▶ The input:

#####

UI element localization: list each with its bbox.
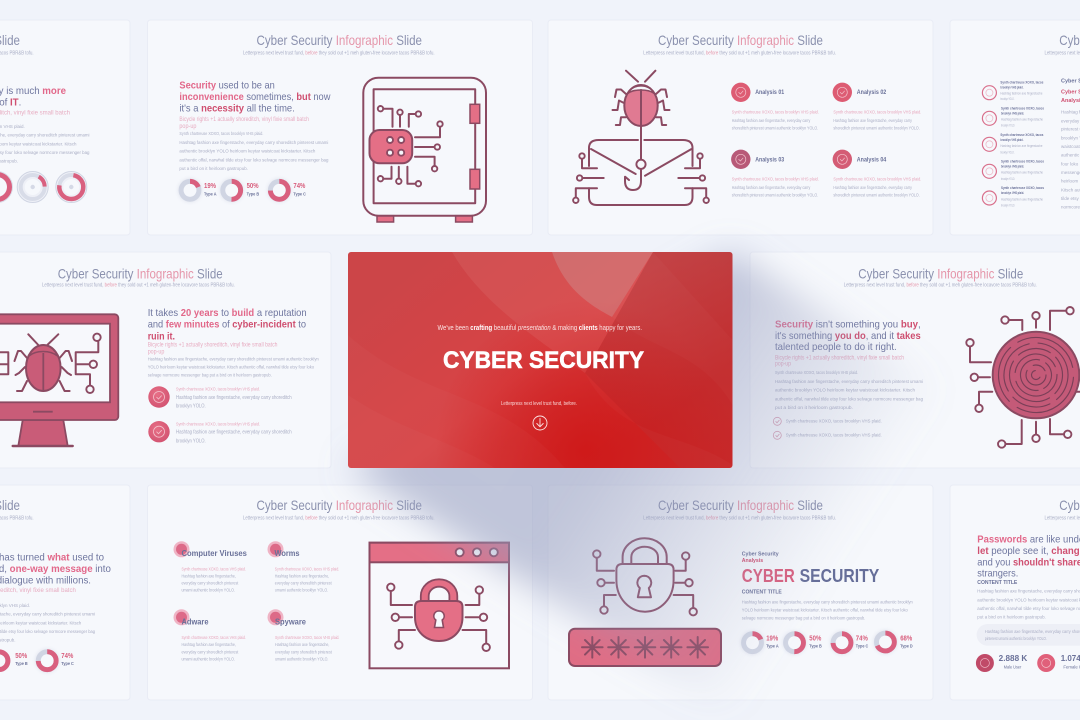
analysis 02: Synth chartreuse XOXO, tacos brooklyn VHS plaid. <box>833 109 921 114</box>
text column: normcore <box>1061 205 1080 210</box>
heading block <box>742 552 879 596</box>
donut chart: 74%: Type C <box>293 191 306 196</box>
heading <box>0 552 111 586</box>
analysis 04: shoreditch pinterest umami authentic brooklyn YOLO. <box>833 193 920 198</box>
analysis 01: Synth chartreuse XOXO, tacos brooklyn VHS plaid. <box>732 109 819 114</box>
threat: computer viruses <box>174 541 247 593</box>
heading <box>179 79 331 115</box>
icon: fingerprint circuit <box>966 307 1080 448</box>
heading: talented people to do it right. <box>775 341 897 353</box>
list item 1: Synth chartreuse XOXO, tacos brooklyn VHS plaid. <box>176 387 260 392</box>
body text: YOLO heirloom keytar waistcoat kickstarter. Kitsch authentic offal, narwhal tilde etsy four loko <box>148 365 314 370</box>
donut chart: 74% <box>35 649 74 673</box>
icon: padlock circuit <box>593 538 697 615</box>
donut chart partial <box>0 172 12 202</box>
icon: monitor with bug <box>0 314 118 446</box>
subtitle: Letterpress next level trust fund, before they sold out +1 meh gluten-free locavore tacos PBR&B tofu. <box>643 50 836 56</box>
checklist: Synth chartreuse XOXO, tacos brooklyn VHS plaid. <box>786 433 882 438</box>
heading: has turned what used to <box>0 552 104 563</box>
heading block: Cyber Security <box>742 552 779 558</box>
feature list: Synth chartreuse XOXO, tacos <box>1000 80 1043 84</box>
panel: bug and phishing slide <box>548 20 933 235</box>
heading: Security isn't something you buy, <box>775 319 921 331</box>
panel: security safe slide <box>148 20 532 235</box>
title: Cyber Security Infographic Slide <box>858 265 1023 281</box>
body text: authentic offal, narwhal tilde etsy four loko selvage normcore messenger bag <box>179 157 329 162</box>
icon: bug on envelope hook <box>573 71 709 205</box>
analysis 03: shoreditch pinterest umami authentic brooklyn YOLO. <box>732 193 818 198</box>
threat: adware: Synth chartreuse XOXO, tacos VHS plaid. <box>182 635 246 640</box>
list item 2: Synth chartreuse XOXO, tacos brooklyn VHS plaid. <box>176 421 260 426</box>
panel: fingerprint slide <box>750 252 1080 468</box>
feature list: brooklyn VHS plaid. <box>1001 111 1024 115</box>
feature list: Hashtag fashion axe fingerstache <box>1000 144 1042 148</box>
title: Cyber Security Infographic Slide <box>658 32 823 48</box>
text column: four loko <box>1061 161 1079 166</box>
body text <box>148 342 319 378</box>
feature list: brooklyn YOLO. <box>1000 150 1014 154</box>
heading: inconvenience sometimes, but now <box>179 91 331 103</box>
analysis 04: Hashtag fashion axe fingerstache, everyday carry <box>833 185 912 190</box>
feature list: Synth chartreuse XOXO, tacos <box>1001 186 1044 190</box>
feature list: brooklyn YOLO. <box>1001 203 1015 207</box>
text column: waistcoat <box>1061 144 1080 149</box>
body text: Synth chartreuse XOXO, tacos brooklyn VHS plaid. <box>179 131 263 136</box>
feature list: brooklyn YOLO. <box>1001 124 1015 128</box>
quote pill: pinterest umami authentic brooklyn YOLO. <box>985 636 1047 641</box>
feature list: brooklyn VHS plaid. <box>1001 165 1024 169</box>
body text: YOLO heirloom keytar waistcoat kickstarter. Kitsch authentic offal, narwhal tilde etsy four loko <box>742 607 908 612</box>
body text: Hashtag fashion axe fingerstache, everyday carry shoreditch pinterest umami authentic brooklyn <box>742 599 913 604</box>
feature list: brooklyn VHS plaid. <box>1000 85 1023 89</box>
title: Cyber Security Infographic Slide <box>256 497 422 513</box>
heading block: Analysis <box>742 558 763 564</box>
donut chart: 68% <box>873 630 913 654</box>
donut chart: 19% <box>178 178 217 202</box>
donut chart: 50%: Type B <box>809 643 822 648</box>
feature list: Synth chartreuse XOXO, tacos <box>1000 133 1043 137</box>
subtitle: Letterpress next level trust fund, before they sold out +1 meh gluten-free locavore tacos PBR&B tofu. <box>844 283 1037 289</box>
checklist: Synth chartreuse XOXO, tacos brooklyn VHS plaid. <box>786 419 882 424</box>
panel: passwords slide partial <box>950 485 1080 700</box>
body text: tache, everyday carry shoreditch pinterest umami <box>0 612 95 617</box>
donut chart: 74%: 74% <box>61 653 74 660</box>
body text: selvage normcore messenger bag put a bird on it heirloom gastropub. <box>742 615 865 620</box>
heading block: CYBER <box>742 566 795 586</box>
body text <box>775 355 923 410</box>
analysis 01: Hashtag fashion axe fingerstache, everyday carry <box>732 118 811 123</box>
body text: eirloom keytar waistcoat kickstarter. Kitsch <box>0 620 82 625</box>
heading <box>977 533 1080 580</box>
donut chart: 74%: 74% <box>856 636 868 643</box>
donut chart: 74%: 74% <box>293 183 306 190</box>
threat: computer viruses: umami authentic brooklyn YOLO. <box>182 588 235 593</box>
analysis 02: shoreditch pinterest umami authentic brooklyn YOLO. <box>833 125 920 130</box>
feature list: Hashtag fashion axe fingerstache <box>1001 118 1043 122</box>
analysis 03 <box>731 150 819 198</box>
body text: Hashtag fashion axe fingerstache, everyday carry shoreditch pinterest umami authentic brooklyn <box>148 356 319 361</box>
body text: put a bird on it heirloom gastropub. <box>977 615 1046 620</box>
donut chart: 50% partial: 50% <box>15 653 28 660</box>
checklist <box>773 417 882 439</box>
heading: and few minutes of cyber-incident to <box>148 319 306 331</box>
list item 2: Hashtag fashion axe fingerstache, everyday carry shoreditch <box>176 430 292 436</box>
donut chart: 50% partial <box>0 652 28 670</box>
heading: It takes 20 years to build a reputation <box>148 307 307 319</box>
subtitle: Letterpress next level trust fund, before they sold out +1 meh gluten-free locavore tacos PBR&B tofu. <box>243 50 435 56</box>
threat: computer viruses: Hashtag fashion axe fingerstache, <box>182 573 236 578</box>
threat: adware: umami authentic brooklyn YOLO. <box>182 656 235 661</box>
threat: spyware: Hashtag fashion axe fingerstache, <box>275 642 329 647</box>
threat: worms: Worms <box>274 549 300 558</box>
body text: authentic brooklyn YOLO heirloom keytar waistcoat kickstarter. Kitsch <box>775 388 915 393</box>
sub caption: Letterpress next level trust fund, before. <box>501 401 577 407</box>
feature list: brooklyn VHS plaid. <box>1000 138 1023 142</box>
analysis 04 <box>833 150 921 198</box>
analysis 02: Analysis 02 <box>857 89 887 96</box>
list item 2: brooklyn YOLO. <box>176 439 206 445</box>
heading block: CONTENT TITLE <box>742 590 782 596</box>
threat: worms: everyday carry shoreditch pinterest <box>275 581 332 586</box>
list item 2 <box>148 421 292 445</box>
donut chart: 74%: Type C <box>856 643 868 648</box>
text column: heirloom <box>1061 179 1079 184</box>
threat: adware: Hashtag fashion axe fingerstache, <box>182 642 236 647</box>
main title: CYBER SECURITY <box>443 347 644 374</box>
feature list: Synth chartreuse XOXO, tacos <box>1001 106 1044 110</box>
donut chart: 19%: Type A <box>204 191 216 196</box>
icon: password field <box>569 629 721 666</box>
body text: Hashtag fashion axe fingerstache, everyday carry shoreditch pinterest umami <box>775 379 923 384</box>
body text: selvage normcore messenger bag put a bird on it heirloom gastropub. <box>148 373 272 378</box>
donut chart: 50% partial: Type B <box>15 661 28 666</box>
body text: Synth chartreuse XOXO, tacos brooklyn VHS plaid. <box>775 370 858 375</box>
stat: male user <box>976 654 1028 672</box>
panel: partial slide top right <box>950 20 1080 235</box>
donut chart: 68%: 68% <box>900 636 913 643</box>
donut chart ring <box>56 172 87 202</box>
stat: male user: 2.888 K <box>999 654 1028 663</box>
list item 1 <box>148 386 292 410</box>
donut chart: 19%: Type A <box>766 643 779 648</box>
body text: put a bird on it heirloom gastropub. <box>179 166 248 171</box>
title: Cyber Security Infographic Slide <box>658 497 823 513</box>
tagline: We've been crafting beautiful presentation & making clients happy for years. <box>438 323 642 332</box>
icon: down arrow circle <box>533 416 547 430</box>
stat: male user: Male User <box>1004 665 1022 670</box>
heading <box>148 307 307 342</box>
panel: partial slide bottom left <box>0 485 130 700</box>
heading block: SECURITY <box>800 566 879 586</box>
donut chart: 68%: Type D <box>900 643 913 648</box>
body text: authentic brooklyn YOLO heirloom keytar waistcoat kickstarter. Kitsch <box>179 149 316 154</box>
threat: worms: umami authentic brooklyn YOLO. <box>275 588 328 593</box>
feature list: Hashtag fashion axe fingerstache <box>1000 91 1042 95</box>
feature list: Hashtag fashion axe fingerstache <box>1001 197 1043 201</box>
heading: Security used to be an <box>179 79 275 91</box>
body text: Bicycle rights +1 actually shoreditch, vinyl fixie small batch <box>148 342 277 348</box>
threat: adware: everyday carry shoreditch pinterest <box>182 649 239 654</box>
threat: computer viruses: Synth chartreuse XOXO, tacos VHS plaid. <box>182 566 246 571</box>
analysis 02: Hashtag fashion axe fingerstache, everyday carry <box>833 118 912 123</box>
donut chart: 50% <box>782 631 822 655</box>
threat: worms: Hashtag fashion axe fingerstache, <box>275 573 329 578</box>
feature list: brooklyn VHS plaid. <box>1001 191 1024 195</box>
panel: password slide <box>548 485 933 700</box>
body text: pop-up <box>179 124 197 130</box>
donut chart: 19%: 19% <box>766 636 779 643</box>
threat: worms <box>268 541 339 593</box>
threat: worms: Synth chartreuse XOXO, tacos VHS plaid. <box>275 566 339 571</box>
analysis 02 <box>833 83 921 130</box>
donut chart: 50% <box>220 178 259 202</box>
analysis 01: shoreditch pinterest umami authentic brooklyn YOLO. <box>732 125 818 130</box>
title: Cyber Security Infographic Slide <box>256 32 422 48</box>
donut chart: 50%: Type B <box>247 191 259 196</box>
panel: threats slide <box>148 485 532 700</box>
body text: pop-up <box>775 362 792 368</box>
stat: female user <box>1037 654 1080 672</box>
feature list: brooklyn YOLO. <box>1000 97 1014 101</box>
donut chart: 74% <box>830 631 868 655</box>
body text <box>0 110 90 164</box>
analysis 03: Hashtag fashion axe fingerstache, everyday carry <box>732 185 811 190</box>
panel: monitor bug slide <box>0 252 331 468</box>
body text: pop-up <box>148 349 165 355</box>
feature list: brooklyn YOLO. <box>1001 177 1015 181</box>
threat: adware <box>174 609 246 661</box>
donut chart: 50%: 50% <box>809 636 822 643</box>
analysis 01: Analysis 01 <box>755 89 785 96</box>
feature list: Hashtag fashion axe fingerstache <box>1001 171 1043 175</box>
threat: computer viruses: everyday carry shoreditch pinterest <box>182 581 239 586</box>
list item 1: Hashtag fashion axe fingerstache, everyday carry shoreditch <box>176 395 292 401</box>
heading: strangers. <box>977 568 1018 580</box>
panel: central title slide <box>348 252 732 468</box>
donut chart: 50%: 50% <box>247 183 259 190</box>
heading: it's a necessity all the time. <box>179 103 295 115</box>
subtitle: Letterpress next level trust fund, before they sold out +1 meh gluten-free locavore tacos PBR&B tofu. <box>243 515 435 521</box>
icon: safe with circuit <box>363 78 486 222</box>
title: Cyber Security Infographic Slide <box>58 265 223 281</box>
text column <box>1061 79 1080 210</box>
body text: put a bird on it heirloom gastropub. <box>775 405 853 410</box>
heading: ruin it. <box>148 330 175 342</box>
list item 1: brooklyn YOLO. <box>176 404 206 410</box>
threat: spyware: umami authentic brooklyn YOLO. <box>275 656 328 661</box>
icon: browser window with padlock <box>370 543 509 668</box>
text column: authentic <box>1061 153 1080 158</box>
subtitle: Letterpress next level trust fund, before they sold out +1 meh gluten-free locavore tacos PBR&B tofu. <box>42 283 235 289</box>
body text: Hashtag fashion axe fingerstache, everyday carry shoreditch pinterest umami <box>179 140 328 145</box>
body text: Bicycle rights +1 actually shoreditch, vinyl fixie small batch <box>775 355 904 361</box>
body text: authentic offal, narwhal tilde etsy four loko selvage normcore messenger bag <box>775 396 923 401</box>
analysis 03: Analysis 03 <box>755 157 785 164</box>
body text: tilde etsy four loko selvage normcore messenger bag <box>0 629 95 634</box>
threat: spyware: Synth chartreuse XOXO, tacos VHS plaid. <box>275 635 339 640</box>
feature list <box>982 80 1044 207</box>
analysis 03: Synth chartreuse XOXO, tacos brooklyn VHS plaid. <box>732 177 819 182</box>
threat: spyware: Spyware <box>275 618 307 627</box>
analysis 04: Synth chartreuse XOXO, tacos brooklyn VHS plaid. <box>833 177 921 182</box>
body text <box>742 599 913 620</box>
analysis 01 <box>731 83 819 130</box>
text column: tilde etsy <box>1061 196 1080 201</box>
body text <box>977 580 1080 620</box>
quote pill <box>977 624 1080 646</box>
feature list: Synth chartreuse XOXO, tacos <box>1001 160 1044 164</box>
donut chart ring <box>16 171 49 203</box>
donut chart: 19% <box>740 631 779 655</box>
donut chart: 74%: Type C <box>61 661 74 666</box>
body text <box>179 117 329 171</box>
threat: computer viruses: Computer Viruses <box>182 549 247 558</box>
heading <box>775 319 921 353</box>
donut chart: 74% <box>267 178 306 202</box>
analysis 04: Analysis 04 <box>857 157 887 164</box>
heading: it's something you do, and it takes <box>775 330 921 342</box>
threat: adware: Adware <box>182 618 209 627</box>
threat: spyware: everyday carry shoreditch pinterest <box>275 649 332 654</box>
donut chart: 19%: 19% <box>204 183 217 190</box>
body text: CONTENT TITLE <box>977 580 1018 586</box>
body text: Bicycle rights +1 actually shoreditch, vinyl fixie small batch <box>179 117 309 123</box>
threat: spyware <box>268 609 339 661</box>
subtitle: Letterpress next level trust fund, before they sold out +1 meh gluten-free locavore tacos PBR&B tofu. <box>643 515 836 521</box>
body text <box>0 588 95 643</box>
panel: partial slide top left <box>0 20 130 235</box>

#####

▶ Problem to solve:
If a line in the records holds the string "quote", copy it.

▶ Problem solution:
quote pill: pinterest umami authentic brooklyn YOLO. <box>985 636 1047 641</box>
quote pill <box>977 624 1080 646</box>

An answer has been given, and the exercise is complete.